== WORK TO BE COMPLETED ==
Please write out each entry that follows, keeping it exactly the same.

------------

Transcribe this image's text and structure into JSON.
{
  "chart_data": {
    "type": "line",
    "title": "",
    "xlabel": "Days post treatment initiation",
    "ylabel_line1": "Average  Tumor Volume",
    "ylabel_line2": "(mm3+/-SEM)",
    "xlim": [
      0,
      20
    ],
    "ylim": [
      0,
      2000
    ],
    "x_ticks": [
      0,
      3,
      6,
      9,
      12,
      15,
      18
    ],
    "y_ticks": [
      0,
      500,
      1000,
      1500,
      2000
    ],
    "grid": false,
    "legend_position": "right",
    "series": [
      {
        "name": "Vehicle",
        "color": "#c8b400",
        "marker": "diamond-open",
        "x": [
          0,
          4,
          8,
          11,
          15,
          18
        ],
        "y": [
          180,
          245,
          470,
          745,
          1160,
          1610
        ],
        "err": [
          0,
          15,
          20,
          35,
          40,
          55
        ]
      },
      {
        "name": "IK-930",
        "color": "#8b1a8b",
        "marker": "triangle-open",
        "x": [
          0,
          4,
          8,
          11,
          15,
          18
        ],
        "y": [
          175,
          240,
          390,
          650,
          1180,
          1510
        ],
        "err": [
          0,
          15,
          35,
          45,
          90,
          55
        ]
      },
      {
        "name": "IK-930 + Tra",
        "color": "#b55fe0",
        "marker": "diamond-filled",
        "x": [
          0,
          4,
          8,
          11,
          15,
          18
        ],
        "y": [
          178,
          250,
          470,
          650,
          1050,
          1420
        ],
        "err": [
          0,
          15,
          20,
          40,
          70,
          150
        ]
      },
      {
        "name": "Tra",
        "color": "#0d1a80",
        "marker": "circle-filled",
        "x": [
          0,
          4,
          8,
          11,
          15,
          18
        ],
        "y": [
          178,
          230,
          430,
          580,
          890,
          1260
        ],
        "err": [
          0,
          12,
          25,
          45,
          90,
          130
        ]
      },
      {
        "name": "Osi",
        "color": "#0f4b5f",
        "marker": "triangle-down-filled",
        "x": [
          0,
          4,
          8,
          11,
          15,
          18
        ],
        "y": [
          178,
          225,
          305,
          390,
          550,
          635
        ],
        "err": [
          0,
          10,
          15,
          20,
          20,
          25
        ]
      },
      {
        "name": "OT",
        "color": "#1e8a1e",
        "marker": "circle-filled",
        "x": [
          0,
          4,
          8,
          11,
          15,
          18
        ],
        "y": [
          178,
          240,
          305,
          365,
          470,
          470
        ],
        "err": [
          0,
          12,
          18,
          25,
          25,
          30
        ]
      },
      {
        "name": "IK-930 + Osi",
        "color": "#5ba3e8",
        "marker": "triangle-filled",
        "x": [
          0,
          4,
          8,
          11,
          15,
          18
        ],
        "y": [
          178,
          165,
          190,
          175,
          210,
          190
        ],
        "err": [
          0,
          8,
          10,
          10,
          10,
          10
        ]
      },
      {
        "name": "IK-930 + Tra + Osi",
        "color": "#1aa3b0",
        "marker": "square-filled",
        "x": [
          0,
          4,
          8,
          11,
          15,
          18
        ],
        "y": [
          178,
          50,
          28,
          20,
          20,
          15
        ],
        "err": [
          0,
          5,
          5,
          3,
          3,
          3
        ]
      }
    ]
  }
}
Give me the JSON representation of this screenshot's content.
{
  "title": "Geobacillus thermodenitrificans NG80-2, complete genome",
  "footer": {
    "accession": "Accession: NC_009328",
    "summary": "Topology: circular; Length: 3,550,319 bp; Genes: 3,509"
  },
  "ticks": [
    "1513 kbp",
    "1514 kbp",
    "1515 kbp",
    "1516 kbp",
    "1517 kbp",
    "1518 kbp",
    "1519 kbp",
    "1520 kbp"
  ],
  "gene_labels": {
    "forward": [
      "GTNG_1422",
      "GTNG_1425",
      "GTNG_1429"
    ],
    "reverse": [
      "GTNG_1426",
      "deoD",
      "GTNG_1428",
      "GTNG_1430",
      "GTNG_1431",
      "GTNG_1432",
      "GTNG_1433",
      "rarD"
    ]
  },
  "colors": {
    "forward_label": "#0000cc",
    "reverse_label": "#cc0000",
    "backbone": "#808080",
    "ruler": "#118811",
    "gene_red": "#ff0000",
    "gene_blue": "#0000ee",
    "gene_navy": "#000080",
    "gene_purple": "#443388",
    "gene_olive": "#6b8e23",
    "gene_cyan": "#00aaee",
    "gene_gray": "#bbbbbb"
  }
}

------------

== ANSWER TO THE EXERCISE ==
Transcribe this image's text and structure into JSON.
{
  "chart_data": {
    "type": "line",
    "title": "",
    "xlabel": "Days post treatment initiation",
    "ylabel_line1": "Average  Tumor Volume",
    "ylabel_line2": "(mm3+/-SEM)",
    "xlim": [
      0,
      20
    ],
    "ylim": [
      0,
      2000
    ],
    "x_ticks": [
      0,
      3,
      6,
      9,
      12,
      15,
      18
    ],
    "y_ticks": [
      0,
      500,
      1000,
      1500,
      2000
    ],
    "grid": false,
    "legend_position": "right",
    "series": [
      {
        "name": "Vehicle",
        "color": "#c8b400",
        "marker": "diamond-open",
        "x": [
          0,
          4,
          8,
          11,
          15,
          18
        ],
        "y": [
          180,
          245,
          470,
          745,
          1160,
          1610
        ],
        "err": [
          0,
          15,
          20,
          35,
          40,
          55
        ]
      },
      {
        "name": "IK-930",
        "color": "#8b1a8b",
        "marker": "triangle-open",
        "x": [
          0,
          4,
          8,
          11,
          15,
          18
        ],
        "y": [
          175,
          240,
          390,
          650,
          1180,
          1510
        ],
        "err": [
          0,
          15,
          35,
          45,
          90,
          55
        ]
      },
      {
        "name": "IK-930 + Tra",
        "color": "#b55fe0",
        "marker": "diamond-filled",
        "x": [
          0,
          4,
          8,
          11,
          15,
          18
        ],
        "y": [
          178,
          250,
          470,
          650,
          1050,
          1420
        ],
        "err": [
          0,
          15,
          20,
          40,
          70,
          150
        ]
      },
      {
        "name": "Tra",
        "color": "#0d1a80",
        "marker": "circle-filled",
        "x": [
          0,
          4,
          8,
          11,
          15,
          18
        ],
        "y": [
          178,
          230,
          430,
          580,
          890,
          1260
        ],
        "err": [
          0,
          12,
          25,
          45,
          90,
          130
        ]
      },
      {
        "name": "Osi",
        "color": "#0f4b5f",
        "marker": "triangle-down-filled",
        "x": [
          0,
          4,
          8,
          11,
          15,
          18
        ],
        "y": [
          178,
          225,
          305,
          390,
          550,
          635
        ],
        "err": [
          0,
          10,
          15,
          20,
          20,
          25
        ]
      },
      {
        "name": "OT",
        "color": "#1e8a1e",
        "marker": "circle-filled",
        "x": [
          0,
          4,
          8,
          11,
          15,
          18
        ],
        "y": [
          178,
          240,
          305,
          365,
          470,
          470
        ],
        "err": [
          0,
          12,
          18,
          25,
          25,
          30
        ]
      },
      {
        "name": "IK-930 + Osi",
        "color": "#5ba3e8",
        "marker": "triangle-filled",
        "x": [
          0,
          4,
          8,
          11,
          15,
          18
        ],
        "y": [
          178,
          165,
          190,
          175,
          210,
          190
        ],
        "err": [
          0,
          8,
          10,
          10,
          10,
          10
        ]
      },
      {
        "name": "IK-930 + Tra + Osi",
        "color": "#1aa3b0",
        "marker": "square-filled",
        "x": [
          0,
          4,
          8,
          11,
          15,
          18
        ],
        "y": [
          178,
          50,
          28,
          20,
          20,
          15
        ],
        "err": [
          0,
          5,
          5,
          3,
          3,
          3
        ]
      }
    ]
  }
}
Give me the JSON representation of this screenshot's content.
{
  "title": "Geobacillus thermodenitrificans NG80-2, complete genome",
  "footer": {
    "accession": "Accession: NC_009328",
    "summary": "Topology: circular; Length: 3,550,319 bp; Genes: 3,509"
  },
  "ticks": [
    "1513 kbp",
    "1514 kbp",
    "1515 kbp",
    "1516 kbp",
    "1517 kbp",
    "1518 kbp",
    "1519 kbp",
    "1520 kbp"
  ],
  "gene_labels": {
    "forward": [
      "GTNG_1422",
      "GTNG_1425",
      "GTNG_1429"
    ],
    "reverse": [
      "GTNG_1426",
      "deoD",
      "GTNG_1428",
      "GTNG_1430",
      "GTNG_1431",
      "GTNG_1432",
      "GTNG_1433",
      "rarD"
    ]
  },
  "colors": {
    "forward_label": "#0000cc",
    "reverse_label": "#cc0000",
    "backbone": "#808080",
    "ruler": "#118811",
    "gene_red": "#ff0000",
    "gene_blue": "#0000ee",
    "gene_navy": "#000080",
    "gene_purple": "#443388",
    "gene_olive": "#6b8e23",
    "gene_cyan": "#00aaee",
    "gene_gray": "#bbbbbb"
  }
}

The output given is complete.